**WHAT TO PRODUCE:** Each record is to be transcribed exactly.

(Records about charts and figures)
####################

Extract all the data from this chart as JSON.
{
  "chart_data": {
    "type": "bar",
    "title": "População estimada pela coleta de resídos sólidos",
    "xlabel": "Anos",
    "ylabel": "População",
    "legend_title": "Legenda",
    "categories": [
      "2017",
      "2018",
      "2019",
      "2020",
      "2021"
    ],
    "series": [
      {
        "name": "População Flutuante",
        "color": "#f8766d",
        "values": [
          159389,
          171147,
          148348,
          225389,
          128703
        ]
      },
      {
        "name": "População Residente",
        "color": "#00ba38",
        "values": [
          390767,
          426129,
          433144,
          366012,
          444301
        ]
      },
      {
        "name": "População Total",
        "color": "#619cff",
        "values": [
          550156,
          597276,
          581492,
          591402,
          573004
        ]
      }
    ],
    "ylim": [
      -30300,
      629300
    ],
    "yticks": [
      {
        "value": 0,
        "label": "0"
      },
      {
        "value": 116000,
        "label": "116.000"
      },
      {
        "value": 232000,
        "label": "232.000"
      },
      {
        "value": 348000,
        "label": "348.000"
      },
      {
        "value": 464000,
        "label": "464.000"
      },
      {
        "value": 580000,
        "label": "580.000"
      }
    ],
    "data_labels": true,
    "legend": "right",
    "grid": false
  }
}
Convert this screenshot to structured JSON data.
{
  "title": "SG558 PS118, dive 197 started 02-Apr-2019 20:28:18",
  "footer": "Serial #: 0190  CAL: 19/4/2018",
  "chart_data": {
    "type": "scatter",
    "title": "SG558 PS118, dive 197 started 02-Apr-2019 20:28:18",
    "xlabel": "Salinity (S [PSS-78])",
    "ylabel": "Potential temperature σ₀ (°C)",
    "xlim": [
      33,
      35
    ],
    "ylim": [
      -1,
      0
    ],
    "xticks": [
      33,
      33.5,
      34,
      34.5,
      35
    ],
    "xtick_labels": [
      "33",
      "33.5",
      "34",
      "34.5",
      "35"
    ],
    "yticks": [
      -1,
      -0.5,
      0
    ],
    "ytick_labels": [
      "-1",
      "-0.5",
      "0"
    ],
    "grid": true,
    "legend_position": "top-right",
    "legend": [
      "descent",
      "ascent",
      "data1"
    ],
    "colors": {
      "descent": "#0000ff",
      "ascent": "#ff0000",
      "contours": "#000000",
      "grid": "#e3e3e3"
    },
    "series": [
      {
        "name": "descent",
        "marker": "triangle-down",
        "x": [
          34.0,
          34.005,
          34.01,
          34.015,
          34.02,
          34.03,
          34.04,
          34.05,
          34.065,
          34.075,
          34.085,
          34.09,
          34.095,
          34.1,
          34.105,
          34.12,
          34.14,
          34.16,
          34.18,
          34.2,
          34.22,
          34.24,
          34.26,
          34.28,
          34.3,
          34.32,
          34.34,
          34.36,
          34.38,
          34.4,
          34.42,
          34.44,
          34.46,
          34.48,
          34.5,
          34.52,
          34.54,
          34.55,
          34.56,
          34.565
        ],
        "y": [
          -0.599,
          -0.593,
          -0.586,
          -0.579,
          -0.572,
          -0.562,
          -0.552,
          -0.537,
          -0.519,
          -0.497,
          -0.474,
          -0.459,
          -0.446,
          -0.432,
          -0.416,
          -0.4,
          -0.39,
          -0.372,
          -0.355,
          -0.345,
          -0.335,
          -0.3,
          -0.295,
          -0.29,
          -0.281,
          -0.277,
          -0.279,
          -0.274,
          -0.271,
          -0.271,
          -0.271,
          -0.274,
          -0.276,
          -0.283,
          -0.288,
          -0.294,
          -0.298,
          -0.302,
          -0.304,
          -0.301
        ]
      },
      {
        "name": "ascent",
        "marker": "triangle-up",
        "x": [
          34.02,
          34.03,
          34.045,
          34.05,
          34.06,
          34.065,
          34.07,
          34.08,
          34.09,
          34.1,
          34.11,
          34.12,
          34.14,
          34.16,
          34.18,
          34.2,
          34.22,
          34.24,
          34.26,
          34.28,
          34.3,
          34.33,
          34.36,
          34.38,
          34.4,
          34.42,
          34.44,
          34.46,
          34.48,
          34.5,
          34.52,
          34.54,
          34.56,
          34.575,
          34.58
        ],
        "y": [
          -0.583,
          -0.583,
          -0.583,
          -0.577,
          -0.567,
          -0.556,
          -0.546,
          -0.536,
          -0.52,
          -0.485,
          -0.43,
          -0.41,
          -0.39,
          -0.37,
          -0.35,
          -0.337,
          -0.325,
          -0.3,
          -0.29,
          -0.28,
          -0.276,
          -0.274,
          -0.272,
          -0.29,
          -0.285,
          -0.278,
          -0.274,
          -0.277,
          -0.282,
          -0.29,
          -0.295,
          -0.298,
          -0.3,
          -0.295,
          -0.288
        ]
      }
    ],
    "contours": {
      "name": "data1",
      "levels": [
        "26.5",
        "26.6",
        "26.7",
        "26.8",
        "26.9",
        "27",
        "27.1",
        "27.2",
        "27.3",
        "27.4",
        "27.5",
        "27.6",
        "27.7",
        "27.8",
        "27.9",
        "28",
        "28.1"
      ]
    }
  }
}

####################

**THE COMPLETED TASK:**
Extract all the data from this chart as JSON.
{
  "chart_data": {
    "type": "bar",
    "title": "População estimada pela coleta de resídos sólidos",
    "xlabel": "Anos",
    "ylabel": "População",
    "legend_title": "Legenda",
    "categories": [
      "2017",
      "2018",
      "2019",
      "2020",
      "2021"
    ],
    "series": [
      {
        "name": "População Flutuante",
        "color": "#f8766d",
        "values": [
          159389,
          171147,
          148348,
          225389,
          128703
        ]
      },
      {
        "name": "População Residente",
        "color": "#00ba38",
        "values": [
          390767,
          426129,
          433144,
          366012,
          444301
        ]
      },
      {
        "name": "População Total",
        "color": "#619cff",
        "values": [
          550156,
          597276,
          581492,
          591402,
          573004
        ]
      }
    ],
    "ylim": [
      -30300,
      629300
    ],
    "yticks": [
      {
        "value": 0,
        "label": "0"
      },
      {
        "value": 116000,
        "label": "116.000"
      },
      {
        "value": 232000,
        "label": "232.000"
      },
      {
        "value": 348000,
        "label": "348.000"
      },
      {
        "value": 464000,
        "label": "464.000"
      },
      {
        "value": 580000,
        "label": "580.000"
      }
    ],
    "data_labels": true,
    "legend": "right",
    "grid": false
  }
}
Convert this screenshot to structured JSON data.
{
  "title": "SG558 PS118, dive 197 started 02-Apr-2019 20:28:18",
  "footer": "Serial #: 0190  CAL: 19/4/2018",
  "chart_data": {
    "type": "scatter",
    "title": "SG558 PS118, dive 197 started 02-Apr-2019 20:28:18",
    "xlabel": "Salinity (S [PSS-78])",
    "ylabel": "Potential temperature σ₀ (°C)",
    "xlim": [
      33,
      35
    ],
    "ylim": [
      -1,
      0
    ],
    "xticks": [
      33,
      33.5,
      34,
      34.5,
      35
    ],
    "xtick_labels": [
      "33",
      "33.5",
      "34",
      "34.5",
      "35"
    ],
    "yticks": [
      -1,
      -0.5,
      0
    ],
    "ytick_labels": [
      "-1",
      "-0.5",
      "0"
    ],
    "grid": true,
    "legend_position": "top-right",
    "legend": [
      "descent",
      "ascent",
      "data1"
    ],
    "colors": {
      "descent": "#0000ff",
      "ascent": "#ff0000",
      "contours": "#000000",
      "grid": "#e3e3e3"
    },
    "series": [
      {
        "name": "descent",
        "marker": "triangle-down",
        "x": [
          34.0,
          34.005,
          34.01,
          34.015,
          34.02,
          34.03,
          34.04,
          34.05,
          34.065,
          34.075,
          34.085,
          34.09,
          34.095,
          34.1,
          34.105,
          34.12,
          34.14,
          34.16,
          34.18,
          34.2,
          34.22,
          34.24,
          34.26,
          34.28,
          34.3,
          34.32,
          34.34,
          34.36,
          34.38,
          34.4,
          34.42,
          34.44,
          34.46,
          34.48,
          34.5,
          34.52,
          34.54,
          34.55,
          34.56,
          34.565
        ],
        "y": [
          -0.599,
          -0.593,
          -0.586,
          -0.579,
          -0.572,
          -0.562,
          -0.552,
          -0.537,
          -0.519,
          -0.497,
          -0.474,
          -0.459,
          -0.446,
          -0.432,
          -0.416,
          -0.4,
          -0.39,
          -0.372,
          -0.355,
          -0.345,
          -0.335,
          -0.3,
          -0.295,
          -0.29,
          -0.281,
          -0.277,
          -0.279,
          -0.274,
          -0.271,
          -0.271,
          -0.271,
          -0.274,
          -0.276,
          -0.283,
          -0.288,
          -0.294,
          -0.298,
          -0.302,
          -0.304,
          -0.301
        ]
      },
      {
        "name": "ascent",
        "marker": "triangle-up",
        "x": [
          34.02,
          34.03,
          34.045,
          34.05,
          34.06,
          34.065,
          34.07,
          34.08,
          34.09,
          34.1,
          34.11,
          34.12,
          34.14,
          34.16,
          34.18,
          34.2,
          34.22,
          34.24,
          34.26,
          34.28,
          34.3,
          34.33,
          34.36,
          34.38,
          34.4,
          34.42,
          34.44,
          34.46,
          34.48,
          34.5,
          34.52,
          34.54,
          34.56,
          34.575,
          34.58
        ],
        "y": [
          -0.583,
          -0.583,
          -0.583,
          -0.577,
          -0.567,
          -0.556,
          -0.546,
          -0.536,
          -0.52,
          -0.485,
          -0.43,
          -0.41,
          -0.39,
          -0.37,
          -0.35,
          -0.337,
          -0.325,
          -0.3,
          -0.29,
          -0.28,
          -0.276,
          -0.274,
          -0.272,
          -0.29,
          -0.285,
          -0.278,
          -0.274,
          -0.277,
          -0.282,
          -0.29,
          -0.295,
          -0.298,
          -0.3,
          -0.295,
          -0.288
        ]
      }
    ],
    "contours": {
      "name": "data1",
      "levels": [
        "26.5",
        "26.6",
        "26.7",
        "26.8",
        "26.9",
        "27",
        "27.1",
        "27.2",
        "27.3",
        "27.4",
        "27.5",
        "27.6",
        "27.7",
        "27.8",
        "27.9",
        "28",
        "28.1"
      ]
    }
  }
}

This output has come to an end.